═══ DOCUMENT EXCERPT ═══

Bellamont's strategy is to build a low risk reserve, production and cash flow
base through acquiring, developing and exploring primarily in the Peace River
Arch area of Alberta. Bellamont has a strong, technically focused management
team that internally generates and develops high quality, large resource based
prospects. Specific to the Peace River Arch area, the Corporation has compiled
an undeveloped land inventory of 45,116 gross acres (29,743 net). 


Bellamont has successfully built significant land positions around discoveries
in three areas in the Peace River Arch - Grimshaw (Montney oil), Rycroft
(Montney oil) and Valhalla (Falher natural gas). These areas provide a solid
platform for future production and reserves growth. 


The Corporation's balance sheet remains strong with an estimated $0.85 million
of positive working capital as of June 30, 2009 and a $7.25 million unutilized
line of credit that has recently been renewed with Bellamont's lender. 


The Corporation intends to maintain its discipline and concentrate on strategic
acquisition opportunities that are accretive on cash flow, production and
reserves on a per share basis, while maintaining a strong balance sheet. The
Corporation currently has no flow-though obligations.


Readers are encouraged to visit the Corporation's web page at www.bellamont.com
to view the current corporate presentation.


Bellamont is an emerging oil and gas company focused on the acquisition,
exploration, development and production of oil and natural gas in western Canada
and trades on the TSX Venture Exchange under the symbols "BMX.A" and "BMX.B".
The Corporation now has 44,780,781 Class A shares and 1,012,000 Class B shares
outstanding.

═══ ENTRIES ═══

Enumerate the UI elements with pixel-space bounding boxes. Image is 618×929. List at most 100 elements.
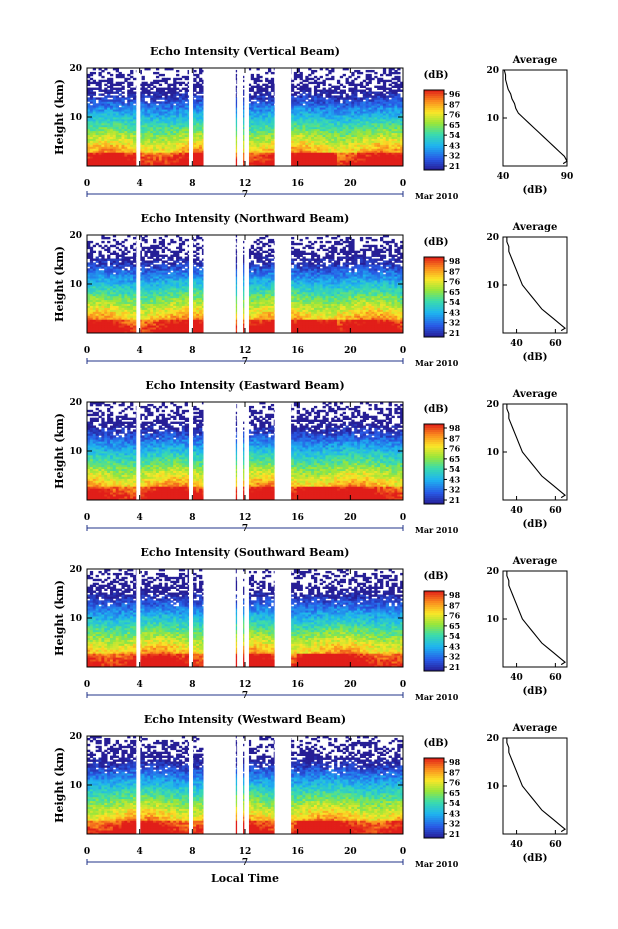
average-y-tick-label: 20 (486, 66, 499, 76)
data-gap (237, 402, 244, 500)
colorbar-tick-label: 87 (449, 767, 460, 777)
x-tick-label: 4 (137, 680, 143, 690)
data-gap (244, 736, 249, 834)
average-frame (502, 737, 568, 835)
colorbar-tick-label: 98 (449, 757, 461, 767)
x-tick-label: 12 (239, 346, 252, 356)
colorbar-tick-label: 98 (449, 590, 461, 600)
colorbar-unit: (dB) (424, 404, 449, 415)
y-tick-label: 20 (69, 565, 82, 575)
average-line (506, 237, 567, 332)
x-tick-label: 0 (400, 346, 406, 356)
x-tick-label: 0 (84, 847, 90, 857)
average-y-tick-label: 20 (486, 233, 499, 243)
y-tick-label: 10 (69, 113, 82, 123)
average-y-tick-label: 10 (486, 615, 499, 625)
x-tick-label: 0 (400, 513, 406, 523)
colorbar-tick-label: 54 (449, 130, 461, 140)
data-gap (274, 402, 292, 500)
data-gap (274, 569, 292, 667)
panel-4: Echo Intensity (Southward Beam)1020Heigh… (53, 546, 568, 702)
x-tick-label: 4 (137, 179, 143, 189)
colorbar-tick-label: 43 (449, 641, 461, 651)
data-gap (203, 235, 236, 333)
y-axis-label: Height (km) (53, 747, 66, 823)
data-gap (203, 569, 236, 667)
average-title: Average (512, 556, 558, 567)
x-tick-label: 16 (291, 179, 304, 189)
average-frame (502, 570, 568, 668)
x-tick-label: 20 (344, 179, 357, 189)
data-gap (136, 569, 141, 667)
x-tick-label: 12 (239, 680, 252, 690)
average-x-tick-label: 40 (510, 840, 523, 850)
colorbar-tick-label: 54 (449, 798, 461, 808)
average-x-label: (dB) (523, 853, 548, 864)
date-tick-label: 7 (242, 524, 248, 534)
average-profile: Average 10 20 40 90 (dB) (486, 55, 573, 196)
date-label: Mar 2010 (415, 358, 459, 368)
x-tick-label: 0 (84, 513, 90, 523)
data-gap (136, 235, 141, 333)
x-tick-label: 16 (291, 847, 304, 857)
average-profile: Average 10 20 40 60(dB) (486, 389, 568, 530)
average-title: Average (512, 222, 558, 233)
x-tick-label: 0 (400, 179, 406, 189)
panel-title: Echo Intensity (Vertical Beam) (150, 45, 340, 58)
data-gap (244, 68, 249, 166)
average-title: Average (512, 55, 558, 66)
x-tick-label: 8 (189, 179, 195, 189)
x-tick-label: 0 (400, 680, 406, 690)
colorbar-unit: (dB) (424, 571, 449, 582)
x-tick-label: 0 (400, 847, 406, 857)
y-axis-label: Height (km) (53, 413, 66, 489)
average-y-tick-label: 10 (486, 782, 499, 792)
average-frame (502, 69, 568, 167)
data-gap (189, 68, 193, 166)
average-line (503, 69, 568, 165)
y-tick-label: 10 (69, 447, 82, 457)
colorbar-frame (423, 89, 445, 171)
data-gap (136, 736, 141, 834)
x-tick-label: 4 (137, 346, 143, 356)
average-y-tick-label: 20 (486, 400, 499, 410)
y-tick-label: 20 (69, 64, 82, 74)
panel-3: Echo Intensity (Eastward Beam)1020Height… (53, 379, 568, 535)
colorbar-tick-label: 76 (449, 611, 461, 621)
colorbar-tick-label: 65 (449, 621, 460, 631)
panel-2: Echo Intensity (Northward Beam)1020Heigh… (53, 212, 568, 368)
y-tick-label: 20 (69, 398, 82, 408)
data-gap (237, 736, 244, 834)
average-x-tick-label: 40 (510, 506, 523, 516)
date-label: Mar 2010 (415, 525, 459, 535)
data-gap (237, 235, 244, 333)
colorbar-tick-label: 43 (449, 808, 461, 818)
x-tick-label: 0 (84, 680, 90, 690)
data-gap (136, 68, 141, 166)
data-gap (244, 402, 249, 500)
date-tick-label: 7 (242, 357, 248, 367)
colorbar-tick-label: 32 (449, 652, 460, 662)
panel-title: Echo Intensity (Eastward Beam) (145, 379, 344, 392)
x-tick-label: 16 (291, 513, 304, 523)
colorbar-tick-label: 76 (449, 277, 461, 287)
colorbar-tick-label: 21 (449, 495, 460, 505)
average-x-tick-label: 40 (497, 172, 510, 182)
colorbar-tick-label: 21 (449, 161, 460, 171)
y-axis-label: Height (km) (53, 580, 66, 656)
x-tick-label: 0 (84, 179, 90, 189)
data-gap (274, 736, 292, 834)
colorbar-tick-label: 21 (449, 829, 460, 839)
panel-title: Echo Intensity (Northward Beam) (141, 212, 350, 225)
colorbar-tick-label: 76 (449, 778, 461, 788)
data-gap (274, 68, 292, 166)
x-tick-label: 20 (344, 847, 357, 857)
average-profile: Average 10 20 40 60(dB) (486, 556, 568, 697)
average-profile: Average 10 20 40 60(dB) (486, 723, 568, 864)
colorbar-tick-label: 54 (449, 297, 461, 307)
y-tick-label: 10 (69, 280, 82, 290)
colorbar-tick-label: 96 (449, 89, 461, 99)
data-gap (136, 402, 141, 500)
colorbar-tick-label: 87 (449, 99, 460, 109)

═══
═══ ENTRIES ═══

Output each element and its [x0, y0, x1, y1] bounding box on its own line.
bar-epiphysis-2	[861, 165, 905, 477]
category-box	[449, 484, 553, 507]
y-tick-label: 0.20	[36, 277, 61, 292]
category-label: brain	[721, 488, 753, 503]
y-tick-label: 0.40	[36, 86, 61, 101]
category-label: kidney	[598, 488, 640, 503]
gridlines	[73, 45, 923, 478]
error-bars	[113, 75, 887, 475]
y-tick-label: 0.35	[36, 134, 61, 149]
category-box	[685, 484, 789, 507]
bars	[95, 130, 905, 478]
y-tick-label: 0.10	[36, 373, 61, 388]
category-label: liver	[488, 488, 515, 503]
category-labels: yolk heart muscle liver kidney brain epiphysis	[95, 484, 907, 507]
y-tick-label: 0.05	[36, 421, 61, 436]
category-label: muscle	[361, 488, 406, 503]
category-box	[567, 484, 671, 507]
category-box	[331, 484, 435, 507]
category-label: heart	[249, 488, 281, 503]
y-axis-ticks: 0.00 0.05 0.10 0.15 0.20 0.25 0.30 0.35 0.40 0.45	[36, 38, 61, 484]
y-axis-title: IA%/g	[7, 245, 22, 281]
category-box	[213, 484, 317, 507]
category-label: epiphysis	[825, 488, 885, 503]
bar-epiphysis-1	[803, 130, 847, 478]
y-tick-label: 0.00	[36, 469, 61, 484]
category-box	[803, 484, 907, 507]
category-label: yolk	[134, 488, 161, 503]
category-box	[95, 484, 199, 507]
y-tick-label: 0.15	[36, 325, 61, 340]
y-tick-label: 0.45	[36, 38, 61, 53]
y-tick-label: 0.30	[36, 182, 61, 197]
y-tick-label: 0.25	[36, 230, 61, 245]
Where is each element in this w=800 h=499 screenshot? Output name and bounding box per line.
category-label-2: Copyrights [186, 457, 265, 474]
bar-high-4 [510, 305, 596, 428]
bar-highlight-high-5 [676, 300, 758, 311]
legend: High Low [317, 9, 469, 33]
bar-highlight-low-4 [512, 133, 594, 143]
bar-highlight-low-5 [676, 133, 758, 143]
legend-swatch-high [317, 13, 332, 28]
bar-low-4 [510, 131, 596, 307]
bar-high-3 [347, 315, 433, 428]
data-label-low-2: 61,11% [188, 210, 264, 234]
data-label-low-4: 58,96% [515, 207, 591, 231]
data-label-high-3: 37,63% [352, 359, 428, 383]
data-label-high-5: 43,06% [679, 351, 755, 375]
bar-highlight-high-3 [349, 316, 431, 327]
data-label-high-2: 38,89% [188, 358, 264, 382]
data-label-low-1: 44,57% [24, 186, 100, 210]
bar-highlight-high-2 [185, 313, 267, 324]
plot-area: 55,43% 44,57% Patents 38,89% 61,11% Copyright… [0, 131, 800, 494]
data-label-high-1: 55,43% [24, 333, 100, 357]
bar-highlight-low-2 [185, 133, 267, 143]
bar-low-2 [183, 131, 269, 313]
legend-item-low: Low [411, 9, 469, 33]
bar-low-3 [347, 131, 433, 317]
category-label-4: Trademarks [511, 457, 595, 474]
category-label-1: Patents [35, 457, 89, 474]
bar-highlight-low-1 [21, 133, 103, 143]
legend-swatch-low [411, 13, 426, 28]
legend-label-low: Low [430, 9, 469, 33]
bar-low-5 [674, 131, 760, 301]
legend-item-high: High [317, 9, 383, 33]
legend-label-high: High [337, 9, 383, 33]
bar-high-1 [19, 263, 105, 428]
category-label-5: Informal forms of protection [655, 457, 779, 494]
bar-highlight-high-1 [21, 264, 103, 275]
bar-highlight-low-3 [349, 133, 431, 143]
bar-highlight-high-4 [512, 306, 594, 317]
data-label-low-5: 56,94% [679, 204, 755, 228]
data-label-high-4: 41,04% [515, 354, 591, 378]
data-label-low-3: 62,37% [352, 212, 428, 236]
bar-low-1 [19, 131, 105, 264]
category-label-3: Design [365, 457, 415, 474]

═══
═══ ENTRIES ═══

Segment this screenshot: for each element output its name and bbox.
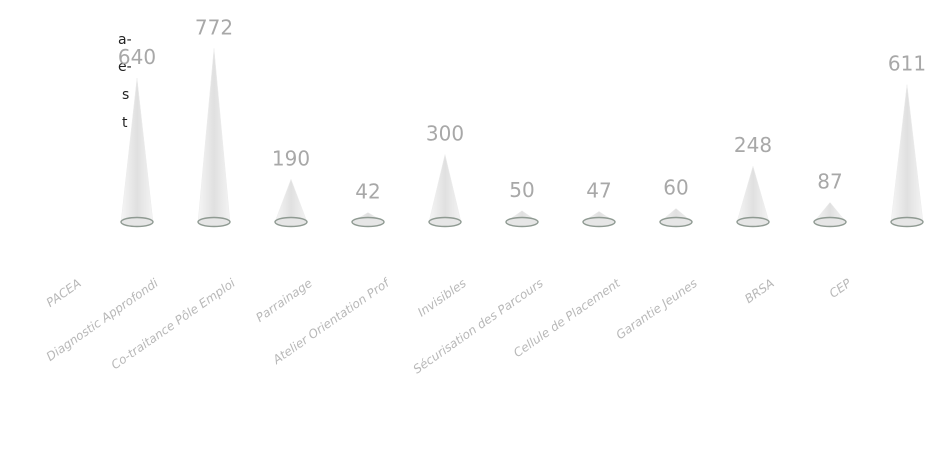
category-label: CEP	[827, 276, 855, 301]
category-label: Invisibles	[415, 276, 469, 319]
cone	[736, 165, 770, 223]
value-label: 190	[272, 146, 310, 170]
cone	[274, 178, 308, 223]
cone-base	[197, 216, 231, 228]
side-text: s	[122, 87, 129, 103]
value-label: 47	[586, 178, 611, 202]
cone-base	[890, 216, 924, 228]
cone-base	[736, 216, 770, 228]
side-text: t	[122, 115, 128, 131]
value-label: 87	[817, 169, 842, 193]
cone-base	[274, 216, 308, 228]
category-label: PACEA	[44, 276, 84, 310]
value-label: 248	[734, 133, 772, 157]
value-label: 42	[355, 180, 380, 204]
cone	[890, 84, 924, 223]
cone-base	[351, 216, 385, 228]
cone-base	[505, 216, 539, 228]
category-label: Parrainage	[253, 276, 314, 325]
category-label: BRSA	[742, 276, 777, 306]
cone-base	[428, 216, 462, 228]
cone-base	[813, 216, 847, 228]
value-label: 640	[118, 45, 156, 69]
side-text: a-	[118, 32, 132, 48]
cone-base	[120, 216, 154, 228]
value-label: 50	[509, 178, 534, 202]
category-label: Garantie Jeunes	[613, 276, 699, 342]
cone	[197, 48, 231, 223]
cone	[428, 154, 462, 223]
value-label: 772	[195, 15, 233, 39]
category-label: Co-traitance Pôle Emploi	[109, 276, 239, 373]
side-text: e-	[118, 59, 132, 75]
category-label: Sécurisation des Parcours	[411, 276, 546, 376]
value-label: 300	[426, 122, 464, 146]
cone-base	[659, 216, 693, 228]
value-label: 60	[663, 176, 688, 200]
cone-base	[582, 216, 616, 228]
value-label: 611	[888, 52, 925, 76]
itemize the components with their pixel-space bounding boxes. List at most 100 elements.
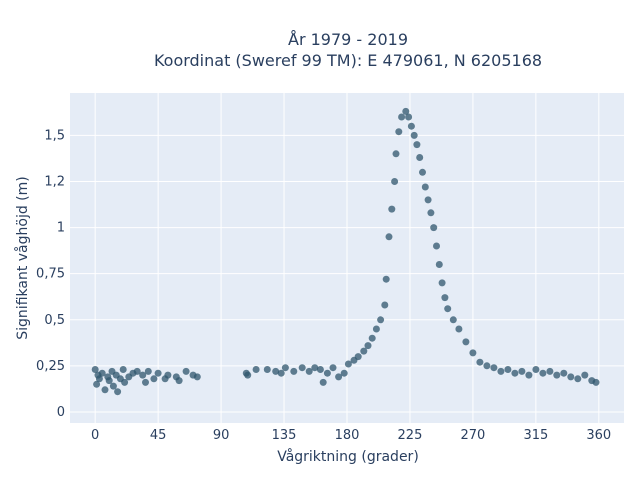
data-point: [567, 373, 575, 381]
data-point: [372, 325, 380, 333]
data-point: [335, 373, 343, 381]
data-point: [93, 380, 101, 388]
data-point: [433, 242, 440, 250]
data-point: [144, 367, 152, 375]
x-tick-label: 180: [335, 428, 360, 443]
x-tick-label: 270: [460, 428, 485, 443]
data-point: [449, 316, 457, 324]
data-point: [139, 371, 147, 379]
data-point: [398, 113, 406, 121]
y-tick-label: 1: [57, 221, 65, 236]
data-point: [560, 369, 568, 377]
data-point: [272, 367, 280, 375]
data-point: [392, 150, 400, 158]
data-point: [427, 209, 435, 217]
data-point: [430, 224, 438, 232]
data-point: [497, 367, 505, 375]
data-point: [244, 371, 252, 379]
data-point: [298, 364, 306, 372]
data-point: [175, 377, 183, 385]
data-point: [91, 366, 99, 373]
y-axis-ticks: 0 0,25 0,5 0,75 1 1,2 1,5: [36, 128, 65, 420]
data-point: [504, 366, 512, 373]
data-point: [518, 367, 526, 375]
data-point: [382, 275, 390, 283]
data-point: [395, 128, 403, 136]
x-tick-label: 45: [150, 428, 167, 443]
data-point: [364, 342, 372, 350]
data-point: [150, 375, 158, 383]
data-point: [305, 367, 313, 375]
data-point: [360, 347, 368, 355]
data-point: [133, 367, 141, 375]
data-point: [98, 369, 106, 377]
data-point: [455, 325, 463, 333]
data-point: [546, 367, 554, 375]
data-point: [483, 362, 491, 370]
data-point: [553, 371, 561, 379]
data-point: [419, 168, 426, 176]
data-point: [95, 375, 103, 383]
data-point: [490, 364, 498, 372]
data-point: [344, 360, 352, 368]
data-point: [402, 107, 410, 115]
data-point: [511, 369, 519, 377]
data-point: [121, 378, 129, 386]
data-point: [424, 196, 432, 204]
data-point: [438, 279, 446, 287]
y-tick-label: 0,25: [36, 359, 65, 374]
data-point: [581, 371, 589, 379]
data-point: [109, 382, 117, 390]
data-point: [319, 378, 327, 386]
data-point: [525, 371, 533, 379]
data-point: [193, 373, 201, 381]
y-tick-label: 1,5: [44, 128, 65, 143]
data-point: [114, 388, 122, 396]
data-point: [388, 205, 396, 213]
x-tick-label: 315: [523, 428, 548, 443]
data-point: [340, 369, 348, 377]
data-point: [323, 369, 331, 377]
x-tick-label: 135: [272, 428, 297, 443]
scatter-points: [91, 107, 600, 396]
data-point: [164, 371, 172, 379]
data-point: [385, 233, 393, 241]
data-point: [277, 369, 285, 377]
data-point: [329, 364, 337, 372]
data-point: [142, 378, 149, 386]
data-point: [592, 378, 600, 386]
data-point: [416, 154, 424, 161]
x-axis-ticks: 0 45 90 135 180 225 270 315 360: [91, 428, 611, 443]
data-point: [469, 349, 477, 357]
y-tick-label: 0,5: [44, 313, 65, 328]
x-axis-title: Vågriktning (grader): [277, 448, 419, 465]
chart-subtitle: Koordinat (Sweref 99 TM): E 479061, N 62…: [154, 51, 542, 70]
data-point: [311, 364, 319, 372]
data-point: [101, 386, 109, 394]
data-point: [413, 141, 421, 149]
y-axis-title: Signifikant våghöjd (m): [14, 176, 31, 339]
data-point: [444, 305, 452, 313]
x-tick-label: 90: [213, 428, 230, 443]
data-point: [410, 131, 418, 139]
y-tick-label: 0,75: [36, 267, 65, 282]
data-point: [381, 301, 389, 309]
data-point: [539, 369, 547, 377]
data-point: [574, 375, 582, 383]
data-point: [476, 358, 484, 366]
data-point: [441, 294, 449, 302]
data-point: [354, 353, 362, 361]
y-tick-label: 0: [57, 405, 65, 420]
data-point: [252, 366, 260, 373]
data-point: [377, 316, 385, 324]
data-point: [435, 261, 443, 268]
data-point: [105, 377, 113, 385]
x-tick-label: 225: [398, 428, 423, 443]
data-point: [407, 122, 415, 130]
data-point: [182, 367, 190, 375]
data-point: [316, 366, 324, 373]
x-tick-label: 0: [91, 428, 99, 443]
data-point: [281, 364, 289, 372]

═══

:: REQUIRED TASKS ::
1 - Edit the passage of the Bellamont text that begins with "Bellamont has successfully" and ends with "with Bellamont's lender.", putting "undrawn" in place of "unutilized".
2 - Translate this sentence from the Bellamont text into Spanish: "These areas provide a solid platform for future production and reserves growth."

:: WRITTEN ANSWERS ::
1 -
Bellamont has successfully built significant land positions around discoveries
in three areas in the Peace River Arch - Grimshaw (Montney oil), Rycroft
(Montney oil) and Valhalla (Falher natural gas). These areas provide a solid
platform for future production and reserves growth. 


The Corporation's balance sheet remains strong with an estimated $0.85 million
of positive working capital as of June 30, 2009 and a $7.25 million undrawn
line of credit that has recently been renewed with Bellamont's lender.

2 - Estas áreas ofrecen una plataforma sólida para el crecimiento futuro de la producción y de las reservas.